GOAL:
From the records, pick out and copy each line containing "plastic".

(Data records)
########
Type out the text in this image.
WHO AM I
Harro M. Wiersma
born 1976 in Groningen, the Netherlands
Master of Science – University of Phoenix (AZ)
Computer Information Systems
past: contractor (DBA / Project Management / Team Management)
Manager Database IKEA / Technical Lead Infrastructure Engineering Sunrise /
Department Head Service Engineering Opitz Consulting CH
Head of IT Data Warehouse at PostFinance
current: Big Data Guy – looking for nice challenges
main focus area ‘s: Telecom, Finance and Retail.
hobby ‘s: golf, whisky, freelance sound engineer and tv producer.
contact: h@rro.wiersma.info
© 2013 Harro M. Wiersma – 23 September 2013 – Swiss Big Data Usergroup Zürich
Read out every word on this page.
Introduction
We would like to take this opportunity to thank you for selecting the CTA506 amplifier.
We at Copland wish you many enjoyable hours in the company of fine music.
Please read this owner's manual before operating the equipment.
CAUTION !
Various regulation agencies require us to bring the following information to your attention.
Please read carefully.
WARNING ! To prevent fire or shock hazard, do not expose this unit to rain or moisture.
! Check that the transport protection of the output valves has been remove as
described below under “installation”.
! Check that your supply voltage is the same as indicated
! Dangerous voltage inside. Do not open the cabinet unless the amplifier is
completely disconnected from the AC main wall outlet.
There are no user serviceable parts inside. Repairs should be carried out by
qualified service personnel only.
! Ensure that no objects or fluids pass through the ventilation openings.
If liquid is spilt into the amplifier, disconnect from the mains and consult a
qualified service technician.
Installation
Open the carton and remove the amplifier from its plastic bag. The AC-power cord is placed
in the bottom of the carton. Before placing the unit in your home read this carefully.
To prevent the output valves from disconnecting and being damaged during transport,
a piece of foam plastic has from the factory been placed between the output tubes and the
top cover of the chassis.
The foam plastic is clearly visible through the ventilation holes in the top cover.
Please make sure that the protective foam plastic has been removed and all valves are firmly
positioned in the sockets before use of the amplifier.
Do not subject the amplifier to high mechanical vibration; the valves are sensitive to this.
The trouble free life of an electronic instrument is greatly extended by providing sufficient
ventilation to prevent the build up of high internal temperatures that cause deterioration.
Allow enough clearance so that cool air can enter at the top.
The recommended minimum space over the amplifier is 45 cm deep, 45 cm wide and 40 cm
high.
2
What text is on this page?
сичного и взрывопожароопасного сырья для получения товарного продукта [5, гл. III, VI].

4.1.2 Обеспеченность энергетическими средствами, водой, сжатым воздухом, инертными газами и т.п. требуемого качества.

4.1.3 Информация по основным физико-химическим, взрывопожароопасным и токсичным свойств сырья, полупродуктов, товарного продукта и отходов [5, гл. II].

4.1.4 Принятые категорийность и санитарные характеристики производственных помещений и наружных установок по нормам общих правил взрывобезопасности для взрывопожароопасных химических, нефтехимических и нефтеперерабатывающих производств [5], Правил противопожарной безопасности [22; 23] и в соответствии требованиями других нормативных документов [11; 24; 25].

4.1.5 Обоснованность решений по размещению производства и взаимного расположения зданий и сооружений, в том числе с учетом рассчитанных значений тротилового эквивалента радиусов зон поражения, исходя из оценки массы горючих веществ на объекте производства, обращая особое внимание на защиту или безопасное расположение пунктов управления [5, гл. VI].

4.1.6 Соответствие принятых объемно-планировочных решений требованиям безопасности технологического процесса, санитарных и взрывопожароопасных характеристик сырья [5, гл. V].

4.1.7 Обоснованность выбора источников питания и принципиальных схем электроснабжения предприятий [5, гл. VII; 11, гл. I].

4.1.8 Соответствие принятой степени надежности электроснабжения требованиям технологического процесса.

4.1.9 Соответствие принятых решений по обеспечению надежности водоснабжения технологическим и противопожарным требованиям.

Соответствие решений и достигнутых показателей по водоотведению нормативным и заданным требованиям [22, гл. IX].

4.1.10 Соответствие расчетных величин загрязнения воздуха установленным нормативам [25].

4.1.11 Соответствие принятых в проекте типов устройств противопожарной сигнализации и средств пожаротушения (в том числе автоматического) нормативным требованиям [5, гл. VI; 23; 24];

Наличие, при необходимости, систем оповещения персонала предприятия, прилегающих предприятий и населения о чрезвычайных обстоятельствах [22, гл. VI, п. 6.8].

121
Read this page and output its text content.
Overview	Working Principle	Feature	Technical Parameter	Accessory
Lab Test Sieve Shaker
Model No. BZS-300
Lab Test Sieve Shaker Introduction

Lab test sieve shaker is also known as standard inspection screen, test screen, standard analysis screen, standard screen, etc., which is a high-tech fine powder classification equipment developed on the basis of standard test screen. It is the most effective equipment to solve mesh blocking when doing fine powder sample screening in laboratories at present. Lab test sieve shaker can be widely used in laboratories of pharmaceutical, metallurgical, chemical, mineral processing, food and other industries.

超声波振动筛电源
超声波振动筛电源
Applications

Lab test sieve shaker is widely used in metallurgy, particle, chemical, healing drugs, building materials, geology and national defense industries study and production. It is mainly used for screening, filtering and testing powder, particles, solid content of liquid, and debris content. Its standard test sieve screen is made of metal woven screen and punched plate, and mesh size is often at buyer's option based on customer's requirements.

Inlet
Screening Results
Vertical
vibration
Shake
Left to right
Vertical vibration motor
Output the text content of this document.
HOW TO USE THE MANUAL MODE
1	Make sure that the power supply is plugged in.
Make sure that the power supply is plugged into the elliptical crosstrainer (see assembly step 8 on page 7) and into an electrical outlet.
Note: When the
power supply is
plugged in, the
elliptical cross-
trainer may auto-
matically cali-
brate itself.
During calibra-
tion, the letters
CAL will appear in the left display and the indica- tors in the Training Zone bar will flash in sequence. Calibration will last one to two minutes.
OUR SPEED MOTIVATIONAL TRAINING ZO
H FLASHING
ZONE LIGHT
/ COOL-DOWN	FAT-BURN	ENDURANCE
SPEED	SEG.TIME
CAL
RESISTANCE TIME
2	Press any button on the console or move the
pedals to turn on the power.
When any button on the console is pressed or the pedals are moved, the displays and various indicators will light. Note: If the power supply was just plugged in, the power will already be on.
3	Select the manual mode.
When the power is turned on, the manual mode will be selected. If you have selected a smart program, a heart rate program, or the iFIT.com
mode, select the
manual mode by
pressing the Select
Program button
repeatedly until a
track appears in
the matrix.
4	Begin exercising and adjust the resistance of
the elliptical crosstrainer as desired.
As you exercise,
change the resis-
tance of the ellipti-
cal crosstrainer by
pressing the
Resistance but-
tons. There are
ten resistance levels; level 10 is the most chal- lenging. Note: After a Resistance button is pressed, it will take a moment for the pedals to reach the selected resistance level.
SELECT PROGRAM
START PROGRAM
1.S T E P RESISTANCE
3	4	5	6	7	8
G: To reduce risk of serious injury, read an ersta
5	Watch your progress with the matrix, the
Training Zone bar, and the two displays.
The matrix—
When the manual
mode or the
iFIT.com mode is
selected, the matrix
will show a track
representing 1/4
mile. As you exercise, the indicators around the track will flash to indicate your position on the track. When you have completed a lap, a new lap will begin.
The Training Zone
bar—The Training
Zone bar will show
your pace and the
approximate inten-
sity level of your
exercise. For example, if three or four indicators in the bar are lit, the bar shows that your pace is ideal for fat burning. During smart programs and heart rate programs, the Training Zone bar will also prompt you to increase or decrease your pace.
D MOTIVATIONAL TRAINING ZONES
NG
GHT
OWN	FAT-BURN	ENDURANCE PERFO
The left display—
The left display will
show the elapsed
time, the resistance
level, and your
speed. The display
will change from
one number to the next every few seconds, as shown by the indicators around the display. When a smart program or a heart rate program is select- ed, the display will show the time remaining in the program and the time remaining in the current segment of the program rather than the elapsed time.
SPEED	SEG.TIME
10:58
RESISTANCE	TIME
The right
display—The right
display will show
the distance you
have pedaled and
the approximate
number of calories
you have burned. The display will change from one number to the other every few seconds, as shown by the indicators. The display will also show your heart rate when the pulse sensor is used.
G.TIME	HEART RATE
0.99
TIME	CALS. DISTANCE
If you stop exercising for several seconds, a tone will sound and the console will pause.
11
########
WORKED ANSWER:
Open the carton and remove the amplifier from its plastic bag. The AC-power cord is placed
a piece of foam plastic has from the factory been placed between the output tubes and the
The foam plastic is clearly visible through the ventilation holes in the top cover.
Please make sure that the protective foam plastic has been removed and all valves are firmly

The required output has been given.